_TASK REQUIREMENTS_
Produce the listing below again, exactly as shown.

# Start of AVAILABLE RECORDS

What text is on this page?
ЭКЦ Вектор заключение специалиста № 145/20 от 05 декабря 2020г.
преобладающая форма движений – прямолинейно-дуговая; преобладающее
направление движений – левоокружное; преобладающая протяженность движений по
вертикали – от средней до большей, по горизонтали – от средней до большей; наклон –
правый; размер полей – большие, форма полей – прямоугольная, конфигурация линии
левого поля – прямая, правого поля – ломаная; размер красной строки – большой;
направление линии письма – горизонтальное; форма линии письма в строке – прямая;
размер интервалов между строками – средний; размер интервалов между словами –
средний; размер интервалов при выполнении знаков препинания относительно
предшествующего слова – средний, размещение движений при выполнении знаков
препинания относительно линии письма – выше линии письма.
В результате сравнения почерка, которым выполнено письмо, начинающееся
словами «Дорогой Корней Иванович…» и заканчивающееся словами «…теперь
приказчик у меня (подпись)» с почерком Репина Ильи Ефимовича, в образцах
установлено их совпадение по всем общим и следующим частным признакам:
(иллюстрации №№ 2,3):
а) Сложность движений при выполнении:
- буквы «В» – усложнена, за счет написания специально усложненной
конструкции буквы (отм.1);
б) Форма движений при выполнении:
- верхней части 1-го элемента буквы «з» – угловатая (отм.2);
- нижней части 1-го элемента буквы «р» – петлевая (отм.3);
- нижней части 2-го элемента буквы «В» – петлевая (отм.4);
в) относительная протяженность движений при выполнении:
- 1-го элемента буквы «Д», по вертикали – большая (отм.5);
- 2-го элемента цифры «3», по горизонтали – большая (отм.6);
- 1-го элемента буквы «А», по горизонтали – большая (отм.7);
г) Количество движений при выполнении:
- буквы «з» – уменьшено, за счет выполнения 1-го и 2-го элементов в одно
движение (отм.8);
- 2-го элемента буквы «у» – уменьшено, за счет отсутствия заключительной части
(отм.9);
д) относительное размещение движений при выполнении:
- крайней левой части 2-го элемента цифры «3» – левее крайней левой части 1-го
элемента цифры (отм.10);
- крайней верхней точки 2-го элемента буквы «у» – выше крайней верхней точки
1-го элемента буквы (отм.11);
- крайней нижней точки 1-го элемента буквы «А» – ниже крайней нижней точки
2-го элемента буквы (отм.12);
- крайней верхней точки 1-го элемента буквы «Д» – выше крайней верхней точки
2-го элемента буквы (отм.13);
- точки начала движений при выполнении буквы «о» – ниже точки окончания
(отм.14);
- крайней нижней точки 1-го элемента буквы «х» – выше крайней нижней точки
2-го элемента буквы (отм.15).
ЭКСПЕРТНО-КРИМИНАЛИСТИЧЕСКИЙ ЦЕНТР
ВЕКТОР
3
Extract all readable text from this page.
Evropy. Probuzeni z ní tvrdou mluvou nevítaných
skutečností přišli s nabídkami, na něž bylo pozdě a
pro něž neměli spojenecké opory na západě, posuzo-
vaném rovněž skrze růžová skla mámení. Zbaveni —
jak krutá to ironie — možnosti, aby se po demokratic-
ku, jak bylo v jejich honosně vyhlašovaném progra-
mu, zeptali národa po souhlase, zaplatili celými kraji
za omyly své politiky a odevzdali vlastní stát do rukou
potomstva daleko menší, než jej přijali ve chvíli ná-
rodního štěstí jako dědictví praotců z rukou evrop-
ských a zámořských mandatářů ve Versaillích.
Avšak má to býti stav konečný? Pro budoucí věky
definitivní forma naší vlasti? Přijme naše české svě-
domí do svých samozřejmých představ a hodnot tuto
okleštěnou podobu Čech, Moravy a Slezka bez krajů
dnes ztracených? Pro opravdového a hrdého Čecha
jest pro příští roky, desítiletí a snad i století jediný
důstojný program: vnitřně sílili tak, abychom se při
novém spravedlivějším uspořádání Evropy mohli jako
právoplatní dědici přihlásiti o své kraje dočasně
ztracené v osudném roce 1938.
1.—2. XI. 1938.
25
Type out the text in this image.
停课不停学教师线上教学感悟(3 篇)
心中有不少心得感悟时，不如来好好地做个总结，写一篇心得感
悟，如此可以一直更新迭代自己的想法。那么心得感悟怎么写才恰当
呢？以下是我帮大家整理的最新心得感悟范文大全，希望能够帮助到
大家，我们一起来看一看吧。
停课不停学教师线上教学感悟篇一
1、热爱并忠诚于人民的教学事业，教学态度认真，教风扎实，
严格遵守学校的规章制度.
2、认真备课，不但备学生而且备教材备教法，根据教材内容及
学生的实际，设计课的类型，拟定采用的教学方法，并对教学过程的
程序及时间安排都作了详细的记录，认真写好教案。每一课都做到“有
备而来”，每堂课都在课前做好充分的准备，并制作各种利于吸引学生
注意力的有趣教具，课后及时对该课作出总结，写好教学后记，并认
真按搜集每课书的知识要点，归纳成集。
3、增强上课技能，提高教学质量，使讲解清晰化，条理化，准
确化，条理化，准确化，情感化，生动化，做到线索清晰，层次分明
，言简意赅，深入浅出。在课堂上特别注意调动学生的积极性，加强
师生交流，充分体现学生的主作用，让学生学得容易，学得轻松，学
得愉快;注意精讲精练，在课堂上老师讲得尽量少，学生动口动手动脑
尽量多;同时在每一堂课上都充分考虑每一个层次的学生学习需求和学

# End of AVAILABLE RECORDS

_RESPONSE TO THE TASK_
What text is on this page?
ЭКЦ Вектор заключение специалиста № 145/20 от 05 декабря 2020г.
преобладающая форма движений – прямолинейно-дуговая; преобладающее
направление движений – левоокружное; преобладающая протяженность движений по
вертикали – от средней до большей, по горизонтали – от средней до большей; наклон –
правый; размер полей – большие, форма полей – прямоугольная, конфигурация линии
левого поля – прямая, правого поля – ломаная; размер красной строки – большой;
направление линии письма – горизонтальное; форма линии письма в строке – прямая;
размер интервалов между строками – средний; размер интервалов между словами –
средний; размер интервалов при выполнении знаков препинания относительно
предшествующего слова – средний, размещение движений при выполнении знаков
препинания относительно линии письма – выше линии письма.
В результате сравнения почерка, которым выполнено письмо, начинающееся
словами «Дорогой Корней Иванович…» и заканчивающееся словами «…теперь
приказчик у меня (подпись)» с почерком Репина Ильи Ефимовича, в образцах
установлено их совпадение по всем общим и следующим частным признакам:
(иллюстрации №№ 2,3):
а) Сложность движений при выполнении:
- буквы «В» – усложнена, за счет написания специально усложненной
конструкции буквы (отм.1);
б) Форма движений при выполнении:
- верхней части 1-го элемента буквы «з» – угловатая (отм.2);
- нижней части 1-го элемента буквы «р» – петлевая (отм.3);
- нижней части 2-го элемента буквы «В» – петлевая (отм.4);
в) относительная протяженность движений при выполнении:
- 1-го элемента буквы «Д», по вертикали – большая (отм.5);
- 2-го элемента цифры «3», по горизонтали – большая (отм.6);
- 1-го элемента буквы «А», по горизонтали – большая (отм.7);
г) Количество движений при выполнении:
- буквы «з» – уменьшено, за счет выполнения 1-го и 2-го элементов в одно
движение (отм.8);
- 2-го элемента буквы «у» – уменьшено, за счет отсутствия заключительной части
(отм.9);
д) относительное размещение движений при выполнении:
- крайней левой части 2-го элемента цифры «3» – левее крайней левой части 1-го
элемента цифры (отм.10);
- крайней верхней точки 2-го элемента буквы «у» – выше крайней верхней точки
1-го элемента буквы (отм.11);
- крайней нижней точки 1-го элемента буквы «А» – ниже крайней нижней точки
2-го элемента буквы (отм.12);
- крайней верхней точки 1-го элемента буквы «Д» – выше крайней верхней точки
2-го элемента буквы (отм.13);
- точки начала движений при выполнении буквы «о» – ниже точки окончания
(отм.14);
- крайней нижней точки 1-го элемента буквы «х» – выше крайней нижней точки
2-го элемента буквы (отм.15).
ЭКСПЕРТНО-КРИМИНАЛИСТИЧЕСКИЙ ЦЕНТР
ВЕКТОР
3
Extract all readable text from this page.
Evropy. Probuzeni z ní tvrdou mluvou nevítaných
skutečností přišli s nabídkami, na něž bylo pozdě a
pro něž neměli spojenecké opory na západě, posuzo-
vaném rovněž skrze růžová skla mámení. Zbaveni —
jak krutá to ironie — možnosti, aby se po demokratic-
ku, jak bylo v jejich honosně vyhlašovaném progra-
mu, zeptali národa po souhlase, zaplatili celými kraji
za omyly své politiky a odevzdali vlastní stát do rukou
potomstva daleko menší, než jej přijali ve chvíli ná-
rodního štěstí jako dědictví praotců z rukou evrop-
ských a zámořských mandatářů ve Versaillích.
Avšak má to býti stav konečný? Pro budoucí věky
definitivní forma naší vlasti? Přijme naše české svě-
domí do svých samozřejmých představ a hodnot tuto
okleštěnou podobu Čech, Moravy a Slezka bez krajů
dnes ztracených? Pro opravdového a hrdého Čecha
jest pro příští roky, desítiletí a snad i století jediný
důstojný program: vnitřně sílili tak, abychom se při
novém spravedlivějším uspořádání Evropy mohli jako
právoplatní dědici přihlásiti o své kraje dočasně
ztracené v osudném roce 1938.
1.—2. XI. 1938.
25
Type out the text in this image.
停课不停学教师线上教学感悟(3 篇)
心中有不少心得感悟时，不如来好好地做个总结，写一篇心得感
悟，如此可以一直更新迭代自己的想法。那么心得感悟怎么写才恰当
呢？以下是我帮大家整理的最新心得感悟范文大全，希望能够帮助到
大家，我们一起来看一看吧。
停课不停学教师线上教学感悟篇一
1、热爱并忠诚于人民的教学事业，教学态度认真，教风扎实，
严格遵守学校的规章制度.
2、认真备课，不但备学生而且备教材备教法，根据教材内容及
学生的实际，设计课的类型，拟定采用的教学方法，并对教学过程的
程序及时间安排都作了详细的记录，认真写好教案。每一课都做到“有
备而来”，每堂课都在课前做好充分的准备，并制作各种利于吸引学生
注意力的有趣教具，课后及时对该课作出总结，写好教学后记，并认
真按搜集每课书的知识要点，归纳成集。
3、增强上课技能，提高教学质量，使讲解清晰化，条理化，准
确化，条理化，准确化，情感化，生动化，做到线索清晰，层次分明
，言简意赅，深入浅出。在课堂上特别注意调动学生的积极性，加强
师生交流，充分体现学生的主作用，让学生学得容易，学得轻松，学
得愉快;注意精讲精练，在课堂上老师讲得尽量少，学生动口动手动脑
尽量多;同时在每一堂课上都充分考虑每一个层次的学生学习需求和学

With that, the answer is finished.